Instructions for the task
Which lines below hold the word "example"? Report each one.

Dataset items
┌────────

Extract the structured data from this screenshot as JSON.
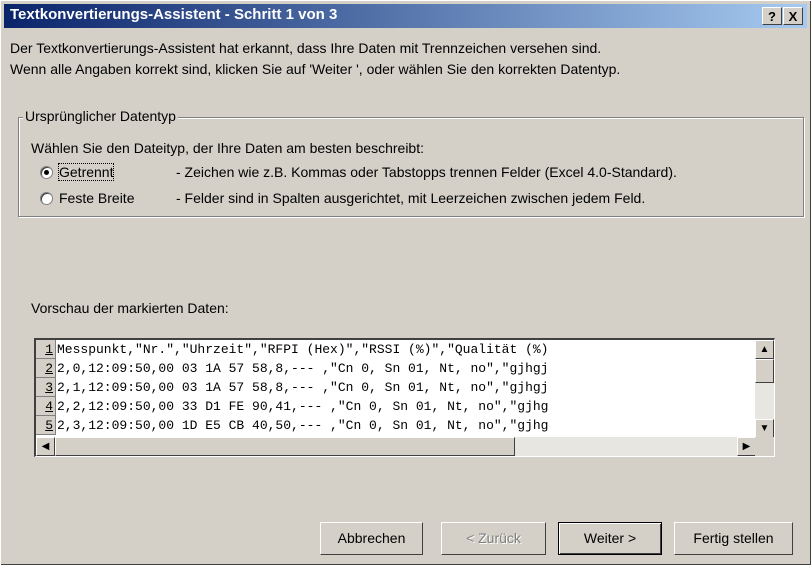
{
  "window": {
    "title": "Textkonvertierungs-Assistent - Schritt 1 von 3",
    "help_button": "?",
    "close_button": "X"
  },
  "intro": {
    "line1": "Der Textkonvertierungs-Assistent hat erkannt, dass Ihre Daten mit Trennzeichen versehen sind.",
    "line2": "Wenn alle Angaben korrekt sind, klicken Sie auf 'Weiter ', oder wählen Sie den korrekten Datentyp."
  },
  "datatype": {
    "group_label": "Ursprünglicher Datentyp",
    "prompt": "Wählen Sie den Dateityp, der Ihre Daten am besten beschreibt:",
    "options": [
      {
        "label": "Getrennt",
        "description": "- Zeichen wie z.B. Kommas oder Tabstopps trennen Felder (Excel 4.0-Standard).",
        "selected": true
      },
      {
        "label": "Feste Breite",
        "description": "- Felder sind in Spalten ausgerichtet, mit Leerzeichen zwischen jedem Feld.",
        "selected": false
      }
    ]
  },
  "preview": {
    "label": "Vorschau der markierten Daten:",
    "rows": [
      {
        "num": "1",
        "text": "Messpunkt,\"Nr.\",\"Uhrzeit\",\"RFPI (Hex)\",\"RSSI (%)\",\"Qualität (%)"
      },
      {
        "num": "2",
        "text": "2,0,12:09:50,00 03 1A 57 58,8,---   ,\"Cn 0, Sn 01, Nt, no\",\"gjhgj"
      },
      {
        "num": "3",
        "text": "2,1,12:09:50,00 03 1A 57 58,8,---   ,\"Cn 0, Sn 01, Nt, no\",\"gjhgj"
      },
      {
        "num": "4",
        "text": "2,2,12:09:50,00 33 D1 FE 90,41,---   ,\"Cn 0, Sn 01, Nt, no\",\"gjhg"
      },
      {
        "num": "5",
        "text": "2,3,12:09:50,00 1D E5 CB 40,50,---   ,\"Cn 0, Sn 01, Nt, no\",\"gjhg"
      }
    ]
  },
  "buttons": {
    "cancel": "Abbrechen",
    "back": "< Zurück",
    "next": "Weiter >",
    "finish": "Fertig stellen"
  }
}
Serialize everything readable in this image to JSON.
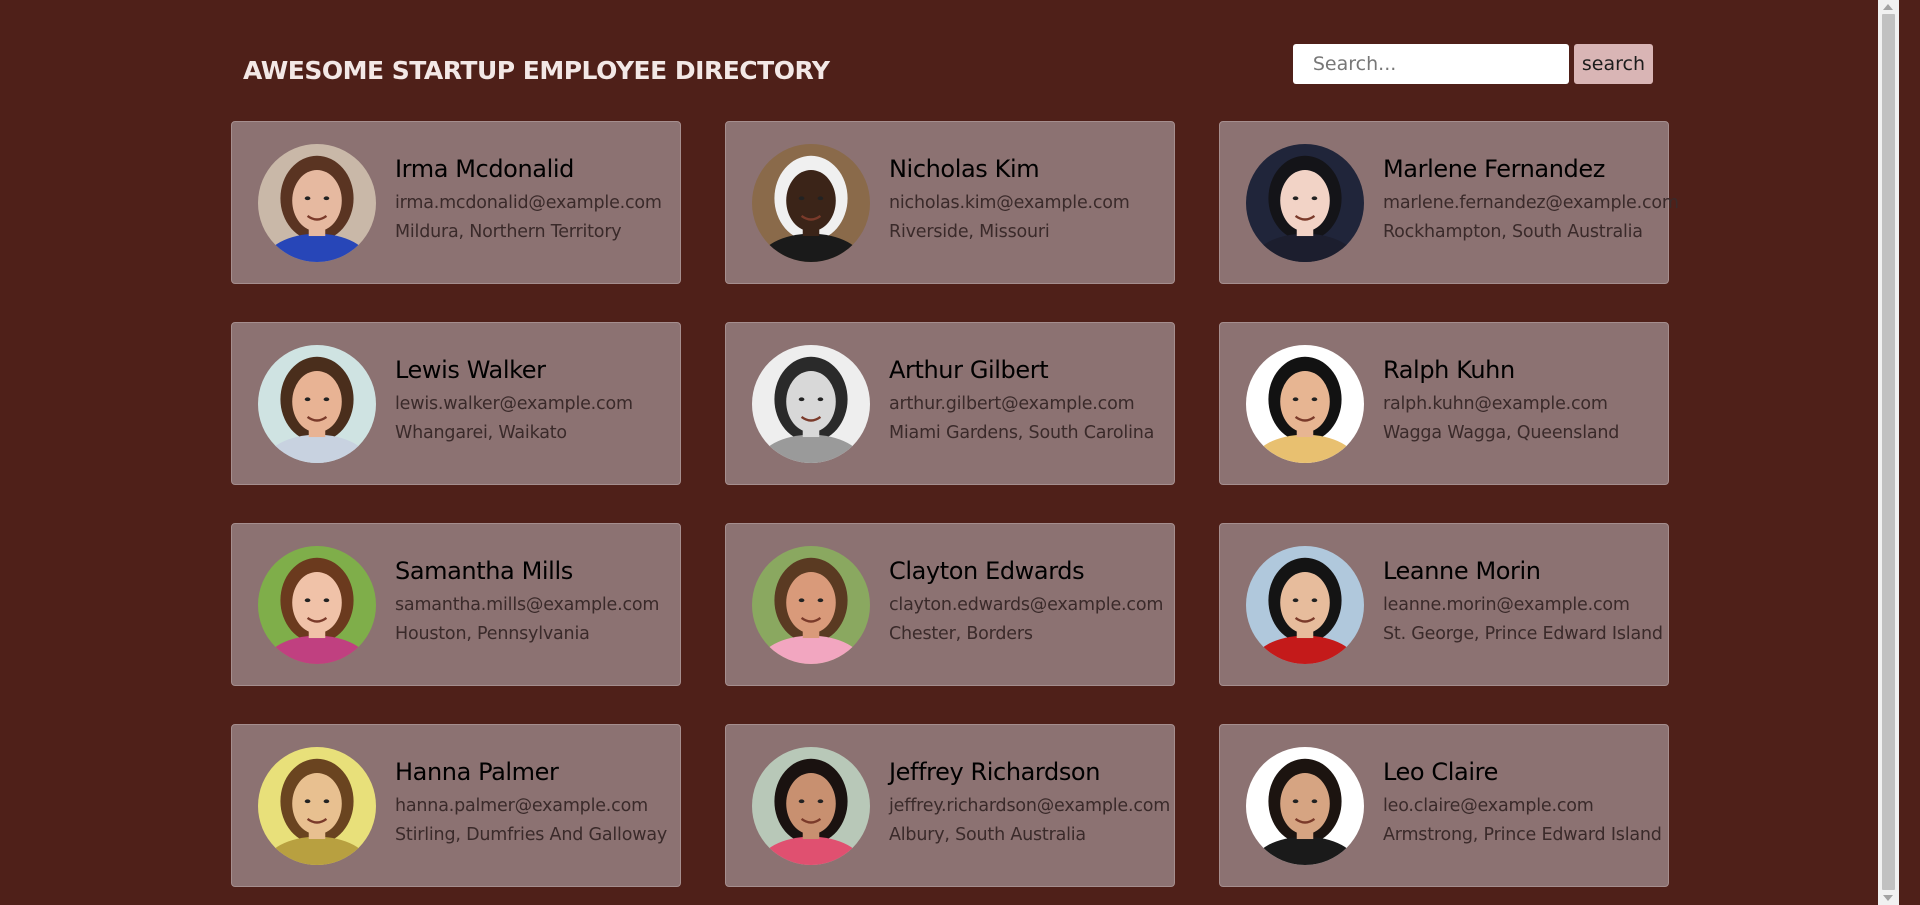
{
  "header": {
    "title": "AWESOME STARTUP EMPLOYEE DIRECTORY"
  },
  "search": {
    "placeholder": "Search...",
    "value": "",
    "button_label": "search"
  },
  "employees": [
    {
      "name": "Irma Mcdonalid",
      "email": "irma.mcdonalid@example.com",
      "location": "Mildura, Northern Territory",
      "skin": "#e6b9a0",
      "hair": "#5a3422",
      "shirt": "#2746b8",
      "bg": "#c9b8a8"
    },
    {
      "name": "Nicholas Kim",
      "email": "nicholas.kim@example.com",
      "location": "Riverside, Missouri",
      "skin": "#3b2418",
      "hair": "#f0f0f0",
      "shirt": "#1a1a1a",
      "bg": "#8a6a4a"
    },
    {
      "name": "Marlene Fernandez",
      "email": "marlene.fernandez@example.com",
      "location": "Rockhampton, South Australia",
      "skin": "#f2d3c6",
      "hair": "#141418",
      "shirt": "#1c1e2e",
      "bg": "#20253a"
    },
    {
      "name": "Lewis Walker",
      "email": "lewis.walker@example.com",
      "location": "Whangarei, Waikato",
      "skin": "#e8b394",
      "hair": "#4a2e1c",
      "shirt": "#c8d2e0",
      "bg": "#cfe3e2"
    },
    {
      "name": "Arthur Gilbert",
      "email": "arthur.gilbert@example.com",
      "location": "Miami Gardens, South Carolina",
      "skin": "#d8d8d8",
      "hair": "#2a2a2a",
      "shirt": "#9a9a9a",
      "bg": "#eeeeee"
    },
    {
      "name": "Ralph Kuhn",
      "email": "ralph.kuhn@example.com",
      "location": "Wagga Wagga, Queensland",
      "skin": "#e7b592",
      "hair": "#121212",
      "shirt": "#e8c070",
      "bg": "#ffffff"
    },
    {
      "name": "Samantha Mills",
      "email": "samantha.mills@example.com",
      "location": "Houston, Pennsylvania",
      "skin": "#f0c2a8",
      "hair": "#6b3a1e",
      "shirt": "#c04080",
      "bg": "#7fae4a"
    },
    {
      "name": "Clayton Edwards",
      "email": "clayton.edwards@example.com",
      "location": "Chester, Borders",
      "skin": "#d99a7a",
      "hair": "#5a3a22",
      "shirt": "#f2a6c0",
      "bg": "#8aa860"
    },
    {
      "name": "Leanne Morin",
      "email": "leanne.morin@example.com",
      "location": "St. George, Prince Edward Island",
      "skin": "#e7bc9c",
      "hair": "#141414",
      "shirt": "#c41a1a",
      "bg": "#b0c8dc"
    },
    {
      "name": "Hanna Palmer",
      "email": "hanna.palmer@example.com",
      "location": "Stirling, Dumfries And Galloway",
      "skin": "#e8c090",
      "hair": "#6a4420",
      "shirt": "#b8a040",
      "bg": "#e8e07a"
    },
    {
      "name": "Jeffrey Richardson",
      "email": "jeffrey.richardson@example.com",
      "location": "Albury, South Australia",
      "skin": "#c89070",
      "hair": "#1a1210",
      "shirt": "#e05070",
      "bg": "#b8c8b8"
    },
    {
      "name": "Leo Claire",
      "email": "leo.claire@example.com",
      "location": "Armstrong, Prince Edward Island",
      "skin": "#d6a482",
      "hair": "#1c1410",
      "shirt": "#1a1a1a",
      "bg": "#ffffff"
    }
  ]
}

└────────
┌────────

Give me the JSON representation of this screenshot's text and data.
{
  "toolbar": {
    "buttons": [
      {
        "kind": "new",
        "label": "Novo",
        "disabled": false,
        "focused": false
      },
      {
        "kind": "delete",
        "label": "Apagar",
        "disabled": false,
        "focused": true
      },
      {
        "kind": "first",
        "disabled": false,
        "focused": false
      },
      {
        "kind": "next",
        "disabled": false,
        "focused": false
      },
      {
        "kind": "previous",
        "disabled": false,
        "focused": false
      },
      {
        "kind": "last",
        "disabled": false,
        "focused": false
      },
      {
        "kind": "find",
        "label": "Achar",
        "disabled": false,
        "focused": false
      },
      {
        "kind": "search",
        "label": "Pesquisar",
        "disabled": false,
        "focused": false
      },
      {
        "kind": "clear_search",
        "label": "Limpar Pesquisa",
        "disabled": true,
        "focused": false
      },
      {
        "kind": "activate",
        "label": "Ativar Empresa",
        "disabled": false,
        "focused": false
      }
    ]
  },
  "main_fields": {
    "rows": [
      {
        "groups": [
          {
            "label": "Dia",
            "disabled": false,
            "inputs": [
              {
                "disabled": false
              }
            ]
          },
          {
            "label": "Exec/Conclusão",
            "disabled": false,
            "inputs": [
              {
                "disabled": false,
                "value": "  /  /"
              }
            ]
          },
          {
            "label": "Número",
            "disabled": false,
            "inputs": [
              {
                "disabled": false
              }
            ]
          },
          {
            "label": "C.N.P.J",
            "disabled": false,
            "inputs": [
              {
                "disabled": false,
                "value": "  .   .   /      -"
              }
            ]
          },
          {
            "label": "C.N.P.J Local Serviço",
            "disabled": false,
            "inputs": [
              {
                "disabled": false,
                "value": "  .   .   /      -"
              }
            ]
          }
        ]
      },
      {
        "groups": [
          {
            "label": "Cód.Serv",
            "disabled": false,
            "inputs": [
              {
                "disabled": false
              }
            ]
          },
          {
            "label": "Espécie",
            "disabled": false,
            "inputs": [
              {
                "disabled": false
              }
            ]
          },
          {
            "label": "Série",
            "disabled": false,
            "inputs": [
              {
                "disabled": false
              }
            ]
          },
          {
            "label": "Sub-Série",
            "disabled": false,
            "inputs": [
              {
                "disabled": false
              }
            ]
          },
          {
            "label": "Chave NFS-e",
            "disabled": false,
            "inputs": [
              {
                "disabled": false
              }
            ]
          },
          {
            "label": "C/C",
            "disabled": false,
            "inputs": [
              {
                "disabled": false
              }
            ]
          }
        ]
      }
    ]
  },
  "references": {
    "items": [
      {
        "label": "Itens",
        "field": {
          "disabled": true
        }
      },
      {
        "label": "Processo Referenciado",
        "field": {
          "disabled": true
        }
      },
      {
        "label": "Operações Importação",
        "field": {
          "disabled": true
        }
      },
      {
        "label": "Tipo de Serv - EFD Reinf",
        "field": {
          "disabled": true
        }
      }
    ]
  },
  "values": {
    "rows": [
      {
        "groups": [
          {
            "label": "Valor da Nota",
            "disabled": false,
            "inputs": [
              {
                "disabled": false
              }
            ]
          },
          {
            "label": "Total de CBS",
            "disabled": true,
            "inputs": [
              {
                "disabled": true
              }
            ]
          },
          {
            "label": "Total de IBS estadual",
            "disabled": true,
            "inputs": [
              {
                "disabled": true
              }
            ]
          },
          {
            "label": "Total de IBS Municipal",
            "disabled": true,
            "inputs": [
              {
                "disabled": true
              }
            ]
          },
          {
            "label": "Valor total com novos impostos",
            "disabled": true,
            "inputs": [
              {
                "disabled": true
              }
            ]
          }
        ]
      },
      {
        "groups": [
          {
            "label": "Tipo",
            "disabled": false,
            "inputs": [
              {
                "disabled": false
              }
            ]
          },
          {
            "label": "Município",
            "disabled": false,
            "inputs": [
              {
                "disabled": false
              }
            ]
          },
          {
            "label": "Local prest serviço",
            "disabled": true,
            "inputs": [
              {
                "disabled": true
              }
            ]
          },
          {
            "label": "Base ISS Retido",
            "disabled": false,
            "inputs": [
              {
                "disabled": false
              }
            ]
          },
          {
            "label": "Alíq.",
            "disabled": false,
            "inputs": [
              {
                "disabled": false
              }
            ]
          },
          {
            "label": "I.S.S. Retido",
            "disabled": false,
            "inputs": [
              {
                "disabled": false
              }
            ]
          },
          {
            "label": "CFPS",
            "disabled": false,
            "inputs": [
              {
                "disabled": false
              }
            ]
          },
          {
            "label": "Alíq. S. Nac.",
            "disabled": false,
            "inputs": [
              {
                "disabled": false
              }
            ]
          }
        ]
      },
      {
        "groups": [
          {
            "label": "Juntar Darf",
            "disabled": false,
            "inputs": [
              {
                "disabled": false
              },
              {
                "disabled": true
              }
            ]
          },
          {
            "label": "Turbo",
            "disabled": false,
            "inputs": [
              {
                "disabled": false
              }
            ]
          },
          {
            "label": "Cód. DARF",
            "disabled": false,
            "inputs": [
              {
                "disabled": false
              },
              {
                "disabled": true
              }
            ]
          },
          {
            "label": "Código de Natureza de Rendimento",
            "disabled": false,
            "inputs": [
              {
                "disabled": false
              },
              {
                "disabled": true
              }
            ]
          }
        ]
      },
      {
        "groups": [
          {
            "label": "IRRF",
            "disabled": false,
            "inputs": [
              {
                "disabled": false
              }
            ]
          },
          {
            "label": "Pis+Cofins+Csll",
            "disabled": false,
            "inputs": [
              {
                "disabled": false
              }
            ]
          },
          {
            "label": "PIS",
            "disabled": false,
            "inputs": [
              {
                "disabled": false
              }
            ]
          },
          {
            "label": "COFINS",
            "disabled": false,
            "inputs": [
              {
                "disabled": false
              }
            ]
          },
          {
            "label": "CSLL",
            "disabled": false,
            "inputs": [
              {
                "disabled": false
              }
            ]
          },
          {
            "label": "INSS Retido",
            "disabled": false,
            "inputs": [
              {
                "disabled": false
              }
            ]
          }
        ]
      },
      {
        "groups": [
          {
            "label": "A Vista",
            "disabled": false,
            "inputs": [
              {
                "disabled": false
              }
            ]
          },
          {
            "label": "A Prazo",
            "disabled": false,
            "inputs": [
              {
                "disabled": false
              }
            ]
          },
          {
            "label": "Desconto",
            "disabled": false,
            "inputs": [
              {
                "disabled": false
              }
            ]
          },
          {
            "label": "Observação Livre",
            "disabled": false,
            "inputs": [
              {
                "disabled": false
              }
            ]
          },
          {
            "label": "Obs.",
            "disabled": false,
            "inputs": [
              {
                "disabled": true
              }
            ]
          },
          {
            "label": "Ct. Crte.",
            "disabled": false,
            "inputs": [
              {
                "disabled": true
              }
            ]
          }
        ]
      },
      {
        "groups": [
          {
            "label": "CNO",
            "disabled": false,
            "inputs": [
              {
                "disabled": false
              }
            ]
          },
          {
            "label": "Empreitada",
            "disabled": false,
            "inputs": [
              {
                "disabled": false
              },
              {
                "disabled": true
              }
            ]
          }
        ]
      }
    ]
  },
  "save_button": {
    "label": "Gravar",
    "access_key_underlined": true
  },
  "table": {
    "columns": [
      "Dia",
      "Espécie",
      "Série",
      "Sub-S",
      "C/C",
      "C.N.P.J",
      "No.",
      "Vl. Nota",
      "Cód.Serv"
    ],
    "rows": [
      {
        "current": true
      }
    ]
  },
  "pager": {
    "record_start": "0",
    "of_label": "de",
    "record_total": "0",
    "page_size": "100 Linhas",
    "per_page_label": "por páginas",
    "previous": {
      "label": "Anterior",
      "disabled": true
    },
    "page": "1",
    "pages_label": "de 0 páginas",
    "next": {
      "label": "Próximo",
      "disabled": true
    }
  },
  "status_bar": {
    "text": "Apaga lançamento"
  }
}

└────────
┌────────

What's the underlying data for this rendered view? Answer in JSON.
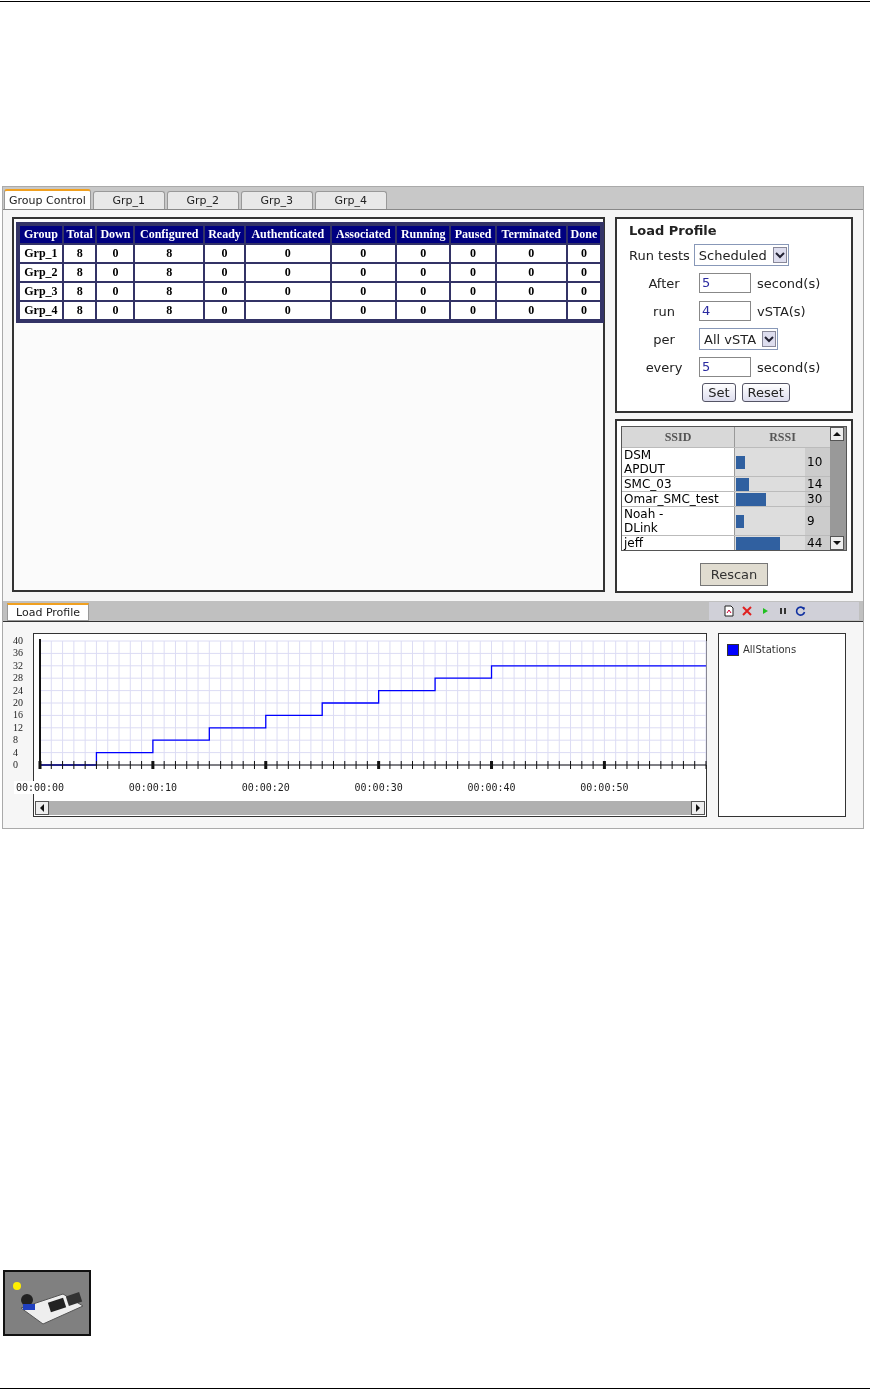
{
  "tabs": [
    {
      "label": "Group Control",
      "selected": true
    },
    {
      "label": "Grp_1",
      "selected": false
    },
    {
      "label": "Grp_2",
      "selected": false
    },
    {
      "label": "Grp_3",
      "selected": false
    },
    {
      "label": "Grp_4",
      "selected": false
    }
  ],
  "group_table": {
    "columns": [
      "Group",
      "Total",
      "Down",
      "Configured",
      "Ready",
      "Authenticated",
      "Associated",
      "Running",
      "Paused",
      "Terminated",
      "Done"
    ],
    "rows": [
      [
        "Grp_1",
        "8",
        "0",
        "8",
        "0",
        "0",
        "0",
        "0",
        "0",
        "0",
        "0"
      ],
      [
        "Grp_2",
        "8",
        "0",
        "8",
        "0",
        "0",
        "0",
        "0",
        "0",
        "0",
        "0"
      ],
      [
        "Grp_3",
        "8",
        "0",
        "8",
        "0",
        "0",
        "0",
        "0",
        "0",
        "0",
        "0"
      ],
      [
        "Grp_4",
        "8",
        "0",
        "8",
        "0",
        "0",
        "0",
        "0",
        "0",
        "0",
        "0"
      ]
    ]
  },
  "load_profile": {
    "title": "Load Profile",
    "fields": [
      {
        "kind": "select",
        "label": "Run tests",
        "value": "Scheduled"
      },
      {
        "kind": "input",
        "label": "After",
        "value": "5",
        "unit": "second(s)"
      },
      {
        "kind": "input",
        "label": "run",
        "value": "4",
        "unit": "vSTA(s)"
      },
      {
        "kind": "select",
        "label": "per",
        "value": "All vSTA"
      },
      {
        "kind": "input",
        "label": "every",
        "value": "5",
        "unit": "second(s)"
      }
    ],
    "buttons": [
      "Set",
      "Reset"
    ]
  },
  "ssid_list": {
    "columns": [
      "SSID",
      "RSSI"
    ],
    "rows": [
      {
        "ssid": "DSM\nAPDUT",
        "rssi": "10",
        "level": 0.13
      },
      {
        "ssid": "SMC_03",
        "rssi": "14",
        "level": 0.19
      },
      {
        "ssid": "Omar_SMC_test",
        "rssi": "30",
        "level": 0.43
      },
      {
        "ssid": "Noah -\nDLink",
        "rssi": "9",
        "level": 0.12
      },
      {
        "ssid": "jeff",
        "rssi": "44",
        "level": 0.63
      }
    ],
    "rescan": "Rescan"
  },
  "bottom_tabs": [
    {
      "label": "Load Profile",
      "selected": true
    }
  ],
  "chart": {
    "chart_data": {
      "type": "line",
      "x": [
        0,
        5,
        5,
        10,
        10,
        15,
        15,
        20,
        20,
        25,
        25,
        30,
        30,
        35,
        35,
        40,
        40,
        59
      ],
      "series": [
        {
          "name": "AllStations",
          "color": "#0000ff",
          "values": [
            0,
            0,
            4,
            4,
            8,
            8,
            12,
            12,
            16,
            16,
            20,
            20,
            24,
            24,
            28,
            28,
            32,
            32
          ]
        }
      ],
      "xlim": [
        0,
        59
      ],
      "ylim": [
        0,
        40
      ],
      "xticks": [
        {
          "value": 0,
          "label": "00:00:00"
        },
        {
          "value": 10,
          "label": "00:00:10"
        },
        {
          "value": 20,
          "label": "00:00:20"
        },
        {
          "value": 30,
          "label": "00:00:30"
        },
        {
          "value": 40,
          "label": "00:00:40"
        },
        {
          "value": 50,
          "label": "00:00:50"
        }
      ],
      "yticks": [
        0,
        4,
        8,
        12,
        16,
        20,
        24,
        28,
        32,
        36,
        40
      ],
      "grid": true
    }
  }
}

└────────

Solution below
      "email": "irma.mcdonalid@example.com",
      "email": "nicholas.kim@example.com",
      "email": "marlene.fernandez@example.com",
      "email": "lewis.walker@example.com",
      "email": "arthur.gilbert@example.com",
      "email": "ralph.kuhn@example.com",
      "email": "samantha.mills@example.com",
      "email": "clayton.edwards@example.com",
      "email": "leanne.morin@example.com",
      "email": "hanna.palmer@example.com",
      "email": "jeffrey.richardson@example.com",
      "email": "leo.claire@example.com",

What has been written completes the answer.